● **TASK DESCRIPTION**:
Identify each line below that contains the word "last", and copy it out.

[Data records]
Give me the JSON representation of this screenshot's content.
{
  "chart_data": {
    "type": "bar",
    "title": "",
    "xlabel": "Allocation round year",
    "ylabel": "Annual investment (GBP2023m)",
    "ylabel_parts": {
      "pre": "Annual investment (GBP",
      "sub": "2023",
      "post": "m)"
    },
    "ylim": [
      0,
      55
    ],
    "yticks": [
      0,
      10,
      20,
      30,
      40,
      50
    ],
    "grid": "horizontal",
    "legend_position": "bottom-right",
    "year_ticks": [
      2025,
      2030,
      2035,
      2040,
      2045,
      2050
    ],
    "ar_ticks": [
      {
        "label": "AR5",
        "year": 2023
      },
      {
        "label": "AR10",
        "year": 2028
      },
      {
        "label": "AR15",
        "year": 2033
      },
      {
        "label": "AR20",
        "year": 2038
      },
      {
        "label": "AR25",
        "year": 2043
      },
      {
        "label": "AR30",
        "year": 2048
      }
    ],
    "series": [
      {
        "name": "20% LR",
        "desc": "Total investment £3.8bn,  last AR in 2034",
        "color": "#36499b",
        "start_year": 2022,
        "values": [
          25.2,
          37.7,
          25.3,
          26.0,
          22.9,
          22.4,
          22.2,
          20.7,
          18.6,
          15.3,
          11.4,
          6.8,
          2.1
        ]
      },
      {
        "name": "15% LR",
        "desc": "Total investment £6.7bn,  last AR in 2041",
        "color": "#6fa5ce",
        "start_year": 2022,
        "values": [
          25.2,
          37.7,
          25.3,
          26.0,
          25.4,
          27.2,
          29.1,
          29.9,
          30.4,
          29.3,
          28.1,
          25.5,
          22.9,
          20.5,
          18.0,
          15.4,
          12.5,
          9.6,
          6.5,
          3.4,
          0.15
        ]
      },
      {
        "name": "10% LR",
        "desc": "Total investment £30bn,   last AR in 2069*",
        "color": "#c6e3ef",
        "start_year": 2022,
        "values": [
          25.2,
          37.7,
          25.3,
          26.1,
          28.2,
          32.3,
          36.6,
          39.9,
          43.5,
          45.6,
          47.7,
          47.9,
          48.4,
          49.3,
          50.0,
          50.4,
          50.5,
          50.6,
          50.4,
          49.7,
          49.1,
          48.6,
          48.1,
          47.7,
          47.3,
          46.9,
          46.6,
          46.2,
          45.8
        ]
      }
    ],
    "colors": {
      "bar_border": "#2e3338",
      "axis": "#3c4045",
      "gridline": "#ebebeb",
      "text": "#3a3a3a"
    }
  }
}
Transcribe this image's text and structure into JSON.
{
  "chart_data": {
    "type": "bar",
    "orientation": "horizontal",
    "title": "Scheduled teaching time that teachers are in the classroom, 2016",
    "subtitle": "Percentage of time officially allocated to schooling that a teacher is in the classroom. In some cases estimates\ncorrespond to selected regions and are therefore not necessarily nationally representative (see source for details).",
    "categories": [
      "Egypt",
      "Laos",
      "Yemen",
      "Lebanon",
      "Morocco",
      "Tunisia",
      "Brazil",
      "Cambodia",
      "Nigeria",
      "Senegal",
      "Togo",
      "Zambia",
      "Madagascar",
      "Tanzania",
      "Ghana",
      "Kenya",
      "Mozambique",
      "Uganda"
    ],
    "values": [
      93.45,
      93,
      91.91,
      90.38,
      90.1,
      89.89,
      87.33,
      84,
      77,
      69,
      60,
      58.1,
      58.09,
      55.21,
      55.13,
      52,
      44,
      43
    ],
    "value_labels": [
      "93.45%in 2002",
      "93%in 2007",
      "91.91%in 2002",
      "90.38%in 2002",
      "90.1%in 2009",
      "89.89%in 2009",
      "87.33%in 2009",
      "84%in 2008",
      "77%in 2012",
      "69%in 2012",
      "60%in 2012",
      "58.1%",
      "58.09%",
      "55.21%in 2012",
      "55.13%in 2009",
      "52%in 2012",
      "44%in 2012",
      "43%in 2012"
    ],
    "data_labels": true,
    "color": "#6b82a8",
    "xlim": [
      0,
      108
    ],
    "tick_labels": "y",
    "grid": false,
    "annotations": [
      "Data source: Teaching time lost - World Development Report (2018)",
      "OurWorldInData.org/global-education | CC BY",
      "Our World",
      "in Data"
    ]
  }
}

● **COMPLETED TASK**:
        "desc": "Total investment £3.8bn,  last AR in 2034",
        "desc": "Total investment £6.7bn,  last AR in 2041",
        "desc": "Total investment £30bn,   last AR in 2069*",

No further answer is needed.